# SHORT EXERCISE
Search the data for the string "name" and extract every line where it appears.

*** DATA TO USE ***

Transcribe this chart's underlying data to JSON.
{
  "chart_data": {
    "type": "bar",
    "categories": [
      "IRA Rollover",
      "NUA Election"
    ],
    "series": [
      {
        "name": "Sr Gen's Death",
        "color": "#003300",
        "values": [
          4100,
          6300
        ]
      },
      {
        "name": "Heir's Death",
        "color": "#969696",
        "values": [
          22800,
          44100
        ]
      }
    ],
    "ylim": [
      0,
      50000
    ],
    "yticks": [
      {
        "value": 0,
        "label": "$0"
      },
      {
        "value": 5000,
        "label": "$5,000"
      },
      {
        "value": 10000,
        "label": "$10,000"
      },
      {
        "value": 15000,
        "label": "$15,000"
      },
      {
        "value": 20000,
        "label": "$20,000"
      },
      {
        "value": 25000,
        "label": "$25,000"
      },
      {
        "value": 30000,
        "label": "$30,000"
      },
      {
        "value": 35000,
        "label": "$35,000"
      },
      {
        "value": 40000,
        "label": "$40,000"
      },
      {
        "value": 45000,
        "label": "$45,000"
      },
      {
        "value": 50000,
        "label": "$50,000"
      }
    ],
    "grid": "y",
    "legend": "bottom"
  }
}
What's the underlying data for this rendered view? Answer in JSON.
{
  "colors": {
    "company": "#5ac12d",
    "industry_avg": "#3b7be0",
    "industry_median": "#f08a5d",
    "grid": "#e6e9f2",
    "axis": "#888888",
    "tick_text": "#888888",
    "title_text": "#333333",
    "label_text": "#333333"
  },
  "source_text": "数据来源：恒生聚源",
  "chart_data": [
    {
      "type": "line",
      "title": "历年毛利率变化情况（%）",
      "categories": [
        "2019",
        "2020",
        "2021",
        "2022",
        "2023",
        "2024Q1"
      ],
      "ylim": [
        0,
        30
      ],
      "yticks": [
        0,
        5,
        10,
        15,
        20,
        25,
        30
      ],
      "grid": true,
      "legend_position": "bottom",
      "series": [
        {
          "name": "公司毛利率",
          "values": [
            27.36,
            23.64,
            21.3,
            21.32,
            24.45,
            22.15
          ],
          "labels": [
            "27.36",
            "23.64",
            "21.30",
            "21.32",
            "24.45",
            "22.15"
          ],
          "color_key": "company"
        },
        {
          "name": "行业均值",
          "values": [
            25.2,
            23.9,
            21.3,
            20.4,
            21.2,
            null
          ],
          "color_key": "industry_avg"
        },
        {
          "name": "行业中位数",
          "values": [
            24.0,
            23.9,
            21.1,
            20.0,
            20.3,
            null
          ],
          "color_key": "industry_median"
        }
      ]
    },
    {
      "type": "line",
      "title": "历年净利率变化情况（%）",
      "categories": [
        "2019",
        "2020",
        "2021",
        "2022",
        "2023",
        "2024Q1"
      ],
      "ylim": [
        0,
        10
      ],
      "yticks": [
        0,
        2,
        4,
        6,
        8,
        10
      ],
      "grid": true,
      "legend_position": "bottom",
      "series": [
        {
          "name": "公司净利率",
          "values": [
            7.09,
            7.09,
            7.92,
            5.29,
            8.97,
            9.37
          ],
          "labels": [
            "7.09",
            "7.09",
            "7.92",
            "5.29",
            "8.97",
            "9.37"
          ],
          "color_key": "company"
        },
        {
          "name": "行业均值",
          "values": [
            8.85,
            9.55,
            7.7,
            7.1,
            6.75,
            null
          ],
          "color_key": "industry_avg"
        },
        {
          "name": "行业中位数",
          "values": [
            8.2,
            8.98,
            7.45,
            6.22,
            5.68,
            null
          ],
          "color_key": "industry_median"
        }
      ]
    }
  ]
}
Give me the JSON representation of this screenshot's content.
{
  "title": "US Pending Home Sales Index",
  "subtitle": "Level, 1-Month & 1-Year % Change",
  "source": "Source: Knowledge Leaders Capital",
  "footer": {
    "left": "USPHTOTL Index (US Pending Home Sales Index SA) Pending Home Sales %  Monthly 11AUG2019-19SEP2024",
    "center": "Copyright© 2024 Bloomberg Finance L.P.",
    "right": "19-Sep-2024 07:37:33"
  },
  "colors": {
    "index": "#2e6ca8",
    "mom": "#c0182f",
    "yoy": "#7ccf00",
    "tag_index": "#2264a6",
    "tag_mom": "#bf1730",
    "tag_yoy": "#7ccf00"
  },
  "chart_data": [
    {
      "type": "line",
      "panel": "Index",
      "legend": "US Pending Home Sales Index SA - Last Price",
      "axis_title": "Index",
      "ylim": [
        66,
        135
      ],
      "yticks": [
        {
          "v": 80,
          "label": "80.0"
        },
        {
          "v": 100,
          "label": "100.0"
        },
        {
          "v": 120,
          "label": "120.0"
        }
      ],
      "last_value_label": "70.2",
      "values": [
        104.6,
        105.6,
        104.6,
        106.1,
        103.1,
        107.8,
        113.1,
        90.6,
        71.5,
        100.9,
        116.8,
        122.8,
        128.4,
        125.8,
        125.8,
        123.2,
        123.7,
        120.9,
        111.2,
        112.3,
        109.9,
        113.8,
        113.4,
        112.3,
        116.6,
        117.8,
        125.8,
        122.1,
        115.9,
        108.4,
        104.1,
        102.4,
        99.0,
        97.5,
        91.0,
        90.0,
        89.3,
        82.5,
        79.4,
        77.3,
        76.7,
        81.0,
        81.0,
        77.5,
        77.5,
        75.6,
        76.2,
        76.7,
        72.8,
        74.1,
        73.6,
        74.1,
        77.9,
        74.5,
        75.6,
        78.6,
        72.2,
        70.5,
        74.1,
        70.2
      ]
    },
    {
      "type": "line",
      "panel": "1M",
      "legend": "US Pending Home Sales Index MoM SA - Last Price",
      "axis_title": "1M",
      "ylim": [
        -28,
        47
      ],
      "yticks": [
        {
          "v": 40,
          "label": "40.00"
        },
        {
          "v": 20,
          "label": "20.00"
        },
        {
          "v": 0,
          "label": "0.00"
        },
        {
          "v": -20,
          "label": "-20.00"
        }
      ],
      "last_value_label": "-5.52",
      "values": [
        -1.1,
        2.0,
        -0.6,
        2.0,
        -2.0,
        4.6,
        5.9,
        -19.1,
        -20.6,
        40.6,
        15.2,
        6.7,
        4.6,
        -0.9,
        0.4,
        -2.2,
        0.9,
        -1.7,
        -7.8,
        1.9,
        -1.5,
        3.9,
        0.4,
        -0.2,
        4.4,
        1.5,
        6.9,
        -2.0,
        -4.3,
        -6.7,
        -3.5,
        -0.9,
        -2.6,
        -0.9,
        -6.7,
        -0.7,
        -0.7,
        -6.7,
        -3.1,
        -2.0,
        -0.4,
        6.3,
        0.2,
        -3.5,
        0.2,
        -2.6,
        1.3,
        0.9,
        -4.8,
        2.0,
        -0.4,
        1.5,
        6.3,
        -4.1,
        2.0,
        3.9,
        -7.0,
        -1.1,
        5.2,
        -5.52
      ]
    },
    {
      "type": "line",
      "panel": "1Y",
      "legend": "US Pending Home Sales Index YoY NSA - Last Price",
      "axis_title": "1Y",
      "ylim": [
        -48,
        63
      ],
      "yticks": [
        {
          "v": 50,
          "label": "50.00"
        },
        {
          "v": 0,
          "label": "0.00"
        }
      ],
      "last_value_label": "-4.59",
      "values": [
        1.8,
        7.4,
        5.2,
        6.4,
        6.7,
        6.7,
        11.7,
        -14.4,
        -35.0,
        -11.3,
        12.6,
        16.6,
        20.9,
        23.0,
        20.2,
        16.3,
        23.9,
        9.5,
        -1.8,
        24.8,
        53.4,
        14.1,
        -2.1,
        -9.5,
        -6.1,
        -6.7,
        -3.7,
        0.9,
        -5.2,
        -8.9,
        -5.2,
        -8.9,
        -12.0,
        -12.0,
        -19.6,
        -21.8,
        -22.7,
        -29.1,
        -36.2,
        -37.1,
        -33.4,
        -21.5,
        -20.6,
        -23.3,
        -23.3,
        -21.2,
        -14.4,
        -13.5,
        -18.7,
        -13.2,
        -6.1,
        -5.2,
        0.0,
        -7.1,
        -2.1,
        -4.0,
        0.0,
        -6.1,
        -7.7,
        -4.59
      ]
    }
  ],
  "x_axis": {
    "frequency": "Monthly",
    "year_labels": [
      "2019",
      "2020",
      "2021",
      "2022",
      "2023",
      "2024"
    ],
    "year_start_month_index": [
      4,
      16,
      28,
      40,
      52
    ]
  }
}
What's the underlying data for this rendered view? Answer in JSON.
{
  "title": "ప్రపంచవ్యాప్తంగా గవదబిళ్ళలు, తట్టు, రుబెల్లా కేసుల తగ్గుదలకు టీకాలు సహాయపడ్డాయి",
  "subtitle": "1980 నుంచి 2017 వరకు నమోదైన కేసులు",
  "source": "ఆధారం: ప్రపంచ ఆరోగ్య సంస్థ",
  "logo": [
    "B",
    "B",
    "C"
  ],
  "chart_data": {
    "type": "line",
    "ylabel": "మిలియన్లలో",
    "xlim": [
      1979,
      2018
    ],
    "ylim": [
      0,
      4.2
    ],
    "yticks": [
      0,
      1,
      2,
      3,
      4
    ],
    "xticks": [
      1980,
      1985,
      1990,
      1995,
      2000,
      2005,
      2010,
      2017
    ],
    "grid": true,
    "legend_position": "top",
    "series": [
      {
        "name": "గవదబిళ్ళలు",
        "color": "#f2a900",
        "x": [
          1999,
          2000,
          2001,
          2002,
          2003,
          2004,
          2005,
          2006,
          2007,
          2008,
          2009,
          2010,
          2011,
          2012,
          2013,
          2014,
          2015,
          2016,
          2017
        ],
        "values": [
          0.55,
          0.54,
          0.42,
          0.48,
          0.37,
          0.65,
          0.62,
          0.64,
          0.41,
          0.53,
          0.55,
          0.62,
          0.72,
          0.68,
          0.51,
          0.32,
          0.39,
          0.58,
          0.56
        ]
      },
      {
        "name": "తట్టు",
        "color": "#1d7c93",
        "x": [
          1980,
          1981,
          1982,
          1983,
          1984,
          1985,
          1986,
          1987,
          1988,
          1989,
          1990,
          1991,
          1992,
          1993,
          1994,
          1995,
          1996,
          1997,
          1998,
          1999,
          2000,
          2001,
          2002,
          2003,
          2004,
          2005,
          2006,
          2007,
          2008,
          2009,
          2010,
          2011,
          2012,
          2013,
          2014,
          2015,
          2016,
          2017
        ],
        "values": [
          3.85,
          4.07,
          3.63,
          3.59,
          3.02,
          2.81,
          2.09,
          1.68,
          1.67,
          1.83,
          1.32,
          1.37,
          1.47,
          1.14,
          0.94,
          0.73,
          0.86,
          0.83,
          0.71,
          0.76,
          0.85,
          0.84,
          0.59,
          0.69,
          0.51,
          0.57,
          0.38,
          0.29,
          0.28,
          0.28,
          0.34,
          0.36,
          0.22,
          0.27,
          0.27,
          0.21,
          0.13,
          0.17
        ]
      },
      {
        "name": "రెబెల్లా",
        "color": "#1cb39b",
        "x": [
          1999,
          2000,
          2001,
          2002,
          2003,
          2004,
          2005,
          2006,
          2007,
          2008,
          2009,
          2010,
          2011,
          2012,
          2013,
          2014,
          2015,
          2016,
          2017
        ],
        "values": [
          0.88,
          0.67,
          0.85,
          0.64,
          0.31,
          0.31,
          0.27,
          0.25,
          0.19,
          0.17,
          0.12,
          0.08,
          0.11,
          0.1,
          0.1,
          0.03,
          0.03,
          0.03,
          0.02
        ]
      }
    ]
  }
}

***

# FINAL RESULT
        "name": "Sr Gen's Death",
        "name": "Heir's Death",
          "name": "公司毛利率",
          "name": "行业均值",
          "name": "行业中位数",
          "name": "公司净利率",
          "name": "行业均值",
          "name": "行业中位数",
        "name": "గవదబిళ్ళలు",
        "name": "తట్టు",
        "name": "రెబెల్లా",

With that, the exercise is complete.